GOAL OF THE EXERCISE: Check every line below for the word "object" and copy the ones that have it.

<<<<

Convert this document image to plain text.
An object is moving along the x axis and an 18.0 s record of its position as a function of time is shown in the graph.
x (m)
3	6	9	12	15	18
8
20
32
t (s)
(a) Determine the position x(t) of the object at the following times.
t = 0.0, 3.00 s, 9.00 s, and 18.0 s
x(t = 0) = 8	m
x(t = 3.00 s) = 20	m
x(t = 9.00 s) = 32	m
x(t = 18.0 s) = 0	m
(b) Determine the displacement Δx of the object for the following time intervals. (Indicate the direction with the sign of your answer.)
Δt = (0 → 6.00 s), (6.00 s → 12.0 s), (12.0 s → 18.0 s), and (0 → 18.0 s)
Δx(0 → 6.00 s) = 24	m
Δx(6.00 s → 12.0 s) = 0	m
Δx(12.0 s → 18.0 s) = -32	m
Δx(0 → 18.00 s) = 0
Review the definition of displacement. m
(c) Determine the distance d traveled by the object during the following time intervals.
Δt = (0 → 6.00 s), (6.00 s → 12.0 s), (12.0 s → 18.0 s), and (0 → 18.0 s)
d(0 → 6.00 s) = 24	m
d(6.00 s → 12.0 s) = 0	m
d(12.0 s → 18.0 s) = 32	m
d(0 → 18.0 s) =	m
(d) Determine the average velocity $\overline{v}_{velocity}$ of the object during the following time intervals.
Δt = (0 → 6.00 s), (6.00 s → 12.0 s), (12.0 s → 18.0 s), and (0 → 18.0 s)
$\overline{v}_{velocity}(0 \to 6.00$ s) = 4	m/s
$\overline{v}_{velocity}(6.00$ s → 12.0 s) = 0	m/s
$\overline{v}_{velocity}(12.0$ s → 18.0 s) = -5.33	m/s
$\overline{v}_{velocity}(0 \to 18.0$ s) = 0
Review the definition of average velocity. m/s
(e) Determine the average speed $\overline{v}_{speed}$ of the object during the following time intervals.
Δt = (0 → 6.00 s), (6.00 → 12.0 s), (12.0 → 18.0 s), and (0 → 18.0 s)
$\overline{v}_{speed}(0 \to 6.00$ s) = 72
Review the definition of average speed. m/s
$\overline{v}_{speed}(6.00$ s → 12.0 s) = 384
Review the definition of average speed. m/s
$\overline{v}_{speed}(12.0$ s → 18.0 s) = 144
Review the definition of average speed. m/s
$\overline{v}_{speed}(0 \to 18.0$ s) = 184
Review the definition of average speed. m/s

>>>>

RESULT FOR THIS EXERCISE:
An object is moving along the x axis and an 18.0 s record of its position as a function of time is shown in the graph.
(a) Determine the position x(t) of the object at the following times.
(b) Determine the displacement Δx of the object for the following time intervals. (Indicate the direction with the sign of your answer.)
(c) Determine the distance d traveled by the object during the following time intervals.
(d) Determine the average velocity $\overline{v}_{velocity}$ of the object during the following time intervals.
(e) Determine the average speed $\overline{v}_{speed}$ of the object during the following time intervals.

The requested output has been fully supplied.